What this task involves - Without the images, print all the entries below exactly as given.

★ ★ ★

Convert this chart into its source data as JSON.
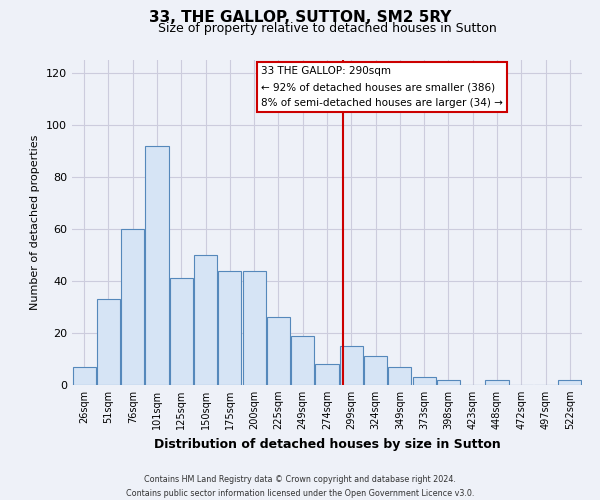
{
  "title": "33, THE GALLOP, SUTTON, SM2 5RY",
  "subtitle": "Size of property relative to detached houses in Sutton",
  "xlabel": "Distribution of detached houses by size in Sutton",
  "ylabel": "Number of detached properties",
  "bar_color": "#d6e4f5",
  "bar_edge_color": "#5588bb",
  "background_color": "#eef1f8",
  "grid_color": "#ccccdd",
  "categories": [
    "26sqm",
    "51sqm",
    "76sqm",
    "101sqm",
    "125sqm",
    "150sqm",
    "175sqm",
    "200sqm",
    "225sqm",
    "249sqm",
    "274sqm",
    "299sqm",
    "324sqm",
    "349sqm",
    "373sqm",
    "398sqm",
    "423sqm",
    "448sqm",
    "472sqm",
    "497sqm",
    "522sqm"
  ],
  "values": [
    7,
    33,
    60,
    92,
    41,
    50,
    44,
    44,
    26,
    19,
    8,
    15,
    11,
    7,
    3,
    2,
    0,
    2,
    0,
    0,
    2
  ],
  "ylim": [
    0,
    125
  ],
  "yticks": [
    0,
    20,
    40,
    60,
    80,
    100,
    120
  ],
  "ref_line_color": "#cc0000",
  "annotation_title": "33 THE GALLOP: 290sqm",
  "annotation_line1": "← 92% of detached houses are smaller (386)",
  "annotation_line2": "8% of semi-detached houses are larger (34) →",
  "footer_line1": "Contains HM Land Registry data © Crown copyright and database right 2024.",
  "footer_line2": "Contains public sector information licensed under the Open Government Licence v3.0."
}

★ ★ ★

Answer to the task -
Convert this chart into its source data as JSON.
{
  "title": "33, THE GALLOP, SUTTON, SM2 5RY",
  "subtitle": "Size of property relative to detached houses in Sutton",
  "xlabel": "Distribution of detached houses by size in Sutton",
  "ylabel": "Number of detached properties",
  "bar_color": "#d6e4f5",
  "bar_edge_color": "#5588bb",
  "background_color": "#eef1f8",
  "grid_color": "#ccccdd",
  "categories": [
    "26sqm",
    "51sqm",
    "76sqm",
    "101sqm",
    "125sqm",
    "150sqm",
    "175sqm",
    "200sqm",
    "225sqm",
    "249sqm",
    "274sqm",
    "299sqm",
    "324sqm",
    "349sqm",
    "373sqm",
    "398sqm",
    "423sqm",
    "448sqm",
    "472sqm",
    "497sqm",
    "522sqm"
  ],
  "values": [
    7,
    33,
    60,
    92,
    41,
    50,
    44,
    44,
    26,
    19,
    8,
    15,
    11,
    7,
    3,
    2,
    0,
    2,
    0,
    0,
    2
  ],
  "ylim": [
    0,
    125
  ],
  "yticks": [
    0,
    20,
    40,
    60,
    80,
    100,
    120
  ],
  "ref_line_color": "#cc0000",
  "annotation_title": "33 THE GALLOP: 290sqm",
  "annotation_line1": "← 92% of detached houses are smaller (386)",
  "annotation_line2": "8% of semi-detached houses are larger (34) →",
  "footer_line1": "Contains HM Land Registry data © Crown copyright and database right 2024.",
  "footer_line2": "Contains public sector information licensed under the Open Government Licence v3.0."
}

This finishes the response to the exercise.